# SHORT TASK
Below are records. Copy every line with "Dorland" in it.

# Stored entries

※ ※ ※

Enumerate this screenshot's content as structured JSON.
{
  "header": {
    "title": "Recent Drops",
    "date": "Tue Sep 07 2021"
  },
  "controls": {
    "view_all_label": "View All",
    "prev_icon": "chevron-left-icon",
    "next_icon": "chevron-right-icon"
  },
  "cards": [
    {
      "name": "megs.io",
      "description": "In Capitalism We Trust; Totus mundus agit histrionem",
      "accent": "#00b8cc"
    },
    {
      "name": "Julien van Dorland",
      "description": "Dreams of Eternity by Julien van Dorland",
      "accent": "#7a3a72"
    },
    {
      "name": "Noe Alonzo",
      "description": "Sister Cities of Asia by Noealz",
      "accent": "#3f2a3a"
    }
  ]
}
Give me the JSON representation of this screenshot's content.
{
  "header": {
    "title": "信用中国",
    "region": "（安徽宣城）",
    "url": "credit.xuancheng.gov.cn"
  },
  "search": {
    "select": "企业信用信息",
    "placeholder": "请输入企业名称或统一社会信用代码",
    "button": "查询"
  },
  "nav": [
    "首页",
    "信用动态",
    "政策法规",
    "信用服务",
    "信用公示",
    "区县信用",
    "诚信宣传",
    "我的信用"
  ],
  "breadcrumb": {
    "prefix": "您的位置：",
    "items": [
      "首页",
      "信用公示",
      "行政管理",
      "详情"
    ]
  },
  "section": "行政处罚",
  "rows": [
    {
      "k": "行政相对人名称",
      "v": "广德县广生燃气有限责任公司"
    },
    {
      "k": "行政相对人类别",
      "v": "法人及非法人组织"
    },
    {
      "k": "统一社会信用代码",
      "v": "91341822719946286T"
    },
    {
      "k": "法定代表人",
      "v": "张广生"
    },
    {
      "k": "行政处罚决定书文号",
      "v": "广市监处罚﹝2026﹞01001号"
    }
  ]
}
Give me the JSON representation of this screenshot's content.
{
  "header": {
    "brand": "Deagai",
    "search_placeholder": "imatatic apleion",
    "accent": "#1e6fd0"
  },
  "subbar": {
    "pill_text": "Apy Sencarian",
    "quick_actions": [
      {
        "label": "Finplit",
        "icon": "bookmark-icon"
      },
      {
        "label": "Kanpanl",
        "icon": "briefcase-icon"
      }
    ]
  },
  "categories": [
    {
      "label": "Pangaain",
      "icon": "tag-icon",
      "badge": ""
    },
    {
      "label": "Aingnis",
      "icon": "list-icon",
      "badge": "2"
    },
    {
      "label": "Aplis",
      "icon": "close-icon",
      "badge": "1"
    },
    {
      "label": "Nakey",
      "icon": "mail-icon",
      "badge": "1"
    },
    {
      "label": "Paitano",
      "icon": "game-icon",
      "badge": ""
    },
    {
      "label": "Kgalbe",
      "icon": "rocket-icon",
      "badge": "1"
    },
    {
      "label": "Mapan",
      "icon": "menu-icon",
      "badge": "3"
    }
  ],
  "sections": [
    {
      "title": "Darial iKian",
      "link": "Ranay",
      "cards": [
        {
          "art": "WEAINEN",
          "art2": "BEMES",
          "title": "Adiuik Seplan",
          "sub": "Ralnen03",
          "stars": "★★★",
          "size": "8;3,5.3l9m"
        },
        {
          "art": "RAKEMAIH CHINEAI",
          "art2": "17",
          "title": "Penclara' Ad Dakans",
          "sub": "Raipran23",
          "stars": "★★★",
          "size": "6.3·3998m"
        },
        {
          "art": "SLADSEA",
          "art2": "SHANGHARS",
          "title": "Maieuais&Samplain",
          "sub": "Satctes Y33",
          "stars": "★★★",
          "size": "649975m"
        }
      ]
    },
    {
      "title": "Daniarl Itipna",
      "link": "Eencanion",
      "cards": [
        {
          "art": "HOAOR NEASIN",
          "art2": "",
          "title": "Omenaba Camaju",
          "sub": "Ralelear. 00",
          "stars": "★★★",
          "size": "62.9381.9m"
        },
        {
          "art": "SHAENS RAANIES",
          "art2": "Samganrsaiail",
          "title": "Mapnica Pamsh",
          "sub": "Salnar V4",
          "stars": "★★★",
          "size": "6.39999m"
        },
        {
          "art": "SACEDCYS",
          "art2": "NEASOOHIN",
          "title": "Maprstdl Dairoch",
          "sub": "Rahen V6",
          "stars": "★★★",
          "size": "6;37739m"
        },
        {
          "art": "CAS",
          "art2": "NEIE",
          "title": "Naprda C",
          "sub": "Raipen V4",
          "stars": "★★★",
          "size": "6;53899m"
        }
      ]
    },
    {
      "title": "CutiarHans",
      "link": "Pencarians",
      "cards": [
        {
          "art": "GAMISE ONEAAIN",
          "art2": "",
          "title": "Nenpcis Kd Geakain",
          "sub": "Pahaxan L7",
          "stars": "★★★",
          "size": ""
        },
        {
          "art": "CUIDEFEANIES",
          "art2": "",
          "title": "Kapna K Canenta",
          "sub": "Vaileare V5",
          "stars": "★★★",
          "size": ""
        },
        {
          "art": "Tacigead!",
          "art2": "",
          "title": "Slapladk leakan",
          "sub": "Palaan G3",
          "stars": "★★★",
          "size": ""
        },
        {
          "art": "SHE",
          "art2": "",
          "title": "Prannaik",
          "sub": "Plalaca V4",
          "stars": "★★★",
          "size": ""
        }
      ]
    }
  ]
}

※ ※ ※

# ANSWER FOR THIS EXERCISE
      "name": "Julien van Dorland",
      "description": "Dreams of Eternity by Julien van Dorland",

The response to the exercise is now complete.